▸ **Stated problem**
Transcribe the data that follows precisely, omitting nothing.

[Stored data entries]
----
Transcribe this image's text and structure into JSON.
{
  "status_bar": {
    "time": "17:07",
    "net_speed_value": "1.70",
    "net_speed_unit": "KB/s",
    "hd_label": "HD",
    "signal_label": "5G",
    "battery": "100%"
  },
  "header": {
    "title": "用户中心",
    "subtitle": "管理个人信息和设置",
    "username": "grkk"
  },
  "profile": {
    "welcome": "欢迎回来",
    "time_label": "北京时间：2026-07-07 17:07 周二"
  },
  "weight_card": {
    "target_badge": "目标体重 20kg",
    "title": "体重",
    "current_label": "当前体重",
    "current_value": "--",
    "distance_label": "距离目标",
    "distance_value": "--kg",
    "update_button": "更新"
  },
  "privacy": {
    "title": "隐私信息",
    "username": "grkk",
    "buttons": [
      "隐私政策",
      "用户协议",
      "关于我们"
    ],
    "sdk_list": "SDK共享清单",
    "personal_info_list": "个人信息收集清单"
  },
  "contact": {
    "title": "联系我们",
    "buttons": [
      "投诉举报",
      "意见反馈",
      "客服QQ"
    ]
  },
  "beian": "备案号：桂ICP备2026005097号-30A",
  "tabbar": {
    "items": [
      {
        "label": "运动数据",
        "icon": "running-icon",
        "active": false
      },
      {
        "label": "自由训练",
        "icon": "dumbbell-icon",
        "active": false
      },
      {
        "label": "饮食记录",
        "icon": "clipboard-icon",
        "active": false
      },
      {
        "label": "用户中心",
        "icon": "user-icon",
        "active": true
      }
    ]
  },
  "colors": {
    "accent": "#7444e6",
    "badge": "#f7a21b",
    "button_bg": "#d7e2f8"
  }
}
----
▸ **Solution to the problem**
Transcribe this image's text and structure into JSON.
{
  "status_bar": {
    "time": "17:07",
    "net_speed_value": "1.70",
    "net_speed_unit": "KB/s",
    "hd_label": "HD",
    "signal_label": "5G",
    "battery": "100%"
  },
  "header": {
    "title": "用户中心",
    "subtitle": "管理个人信息和设置",
    "username": "grkk"
  },
  "profile": {
    "welcome": "欢迎回来",
    "time_label": "北京时间：2026-07-07 17:07 周二"
  },
  "weight_card": {
    "target_badge": "目标体重 20kg",
    "title": "体重",
    "current_label": "当前体重",
    "current_value": "--",
    "distance_label": "距离目标",
    "distance_value": "--kg",
    "update_button": "更新"
  },
  "privacy": {
    "title": "隐私信息",
    "username": "grkk",
    "buttons": [
      "隐私政策",
      "用户协议",
      "关于我们"
    ],
    "sdk_list": "SDK共享清单",
    "personal_info_list": "个人信息收集清单"
  },
  "contact": {
    "title": "联系我们",
    "buttons": [
      "投诉举报",
      "意见反馈",
      "客服QQ"
    ]
  },
  "beian": "备案号：桂ICP备2026005097号-30A",
  "tabbar": {
    "items": [
      {
        "label": "运动数据",
        "icon": "running-icon",
        "active": false
      },
      {
        "label": "自由训练",
        "icon": "dumbbell-icon",
        "active": false
      },
      {
        "label": "饮食记录",
        "icon": "clipboard-icon",
        "active": false
      },
      {
        "label": "用户中心",
        "icon": "user-icon",
        "active": true
      }
    ]
  },
  "colors": {
    "accent": "#7444e6",
    "badge": "#f7a21b",
    "button_bg": "#d7e2f8"
  }
}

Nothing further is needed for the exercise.